[Visual layout annotation data]
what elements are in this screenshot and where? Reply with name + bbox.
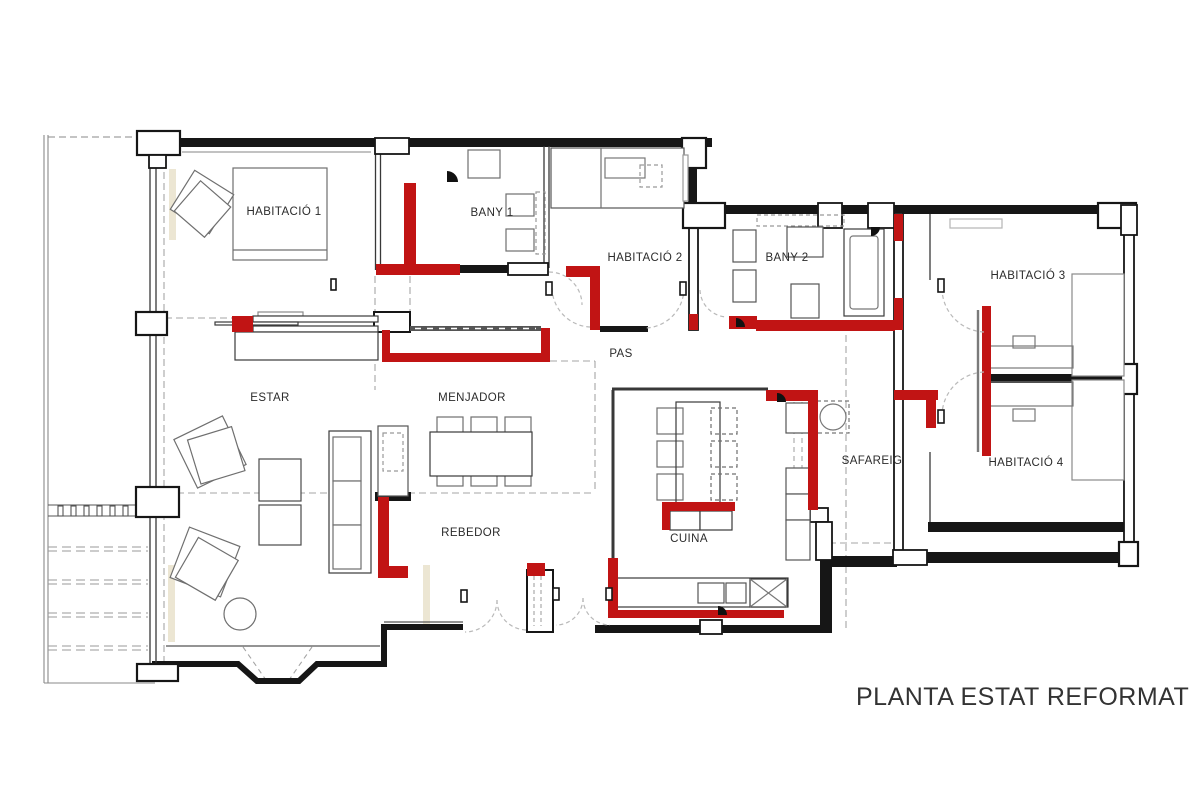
terrace-outline: [44, 135, 155, 683]
room-label-estar: ESTAR: [250, 392, 290, 404]
room-label-bany2: BANY 2: [765, 252, 808, 264]
room-label-cuina: CUINA: [670, 533, 708, 545]
floor-plan-canvas: HABITACIÓ 1 BANY 1 HABITACIÓ 2 BANY 2 HA…: [0, 0, 1200, 800]
room-label-rebedor: REBEDOR: [441, 527, 501, 539]
room-label-bany1: BANY 1: [470, 207, 513, 219]
bay-window-wall: [152, 627, 463, 681]
floor-plan-svg: HABITACIÓ 1 BANY 1 HABITACIÓ 2 BANY 2 HA…: [0, 0, 1200, 800]
room-label-habitacio2: HABITACIÓ 2: [607, 251, 682, 264]
room-label-safareig: SAFAREIG: [842, 455, 903, 467]
room-label-pas: PAS: [609, 348, 632, 360]
room-label-habitacio4: HABITACIÓ 4: [988, 456, 1063, 469]
room-label-habitacio3: HABITACIÓ 3: [990, 269, 1065, 282]
room-label-habitacio1: HABITACIÓ 1: [246, 205, 321, 218]
room-label-menjador: MENJADOR: [438, 392, 506, 404]
plan-title: PLANTA ESTAT REFORMAT: [856, 683, 1189, 711]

Task to complete:
Please rewrite the material above as a numbered list, starting at the line containing "terrace-outline: [44, 135, 155, 683]" and ending at the line containing "room-label-bany1: BANY 1: [470, 207, 513, 219]", with both of those lines included and any blank lines dropped. List only those lines.

Answer to the problem:
1. terrace-outline: [44, 135, 155, 683]
2. room-label-estar: ESTAR: [250, 392, 290, 404]
3. room-label-bany2: BANY 2: [765, 252, 808, 264]
4. room-label-cuina: CUINA: [670, 533, 708, 545]
5. floor-plan-canvas: HABITACIÓ 1 BANY 1 HABITACIÓ 2 BANY 2 HA…: [0, 0, 1200, 800]
6. room-label-rebedor: REBEDOR: [441, 527, 501, 539]
7. room-label-bany1: BANY 1: [470, 207, 513, 219]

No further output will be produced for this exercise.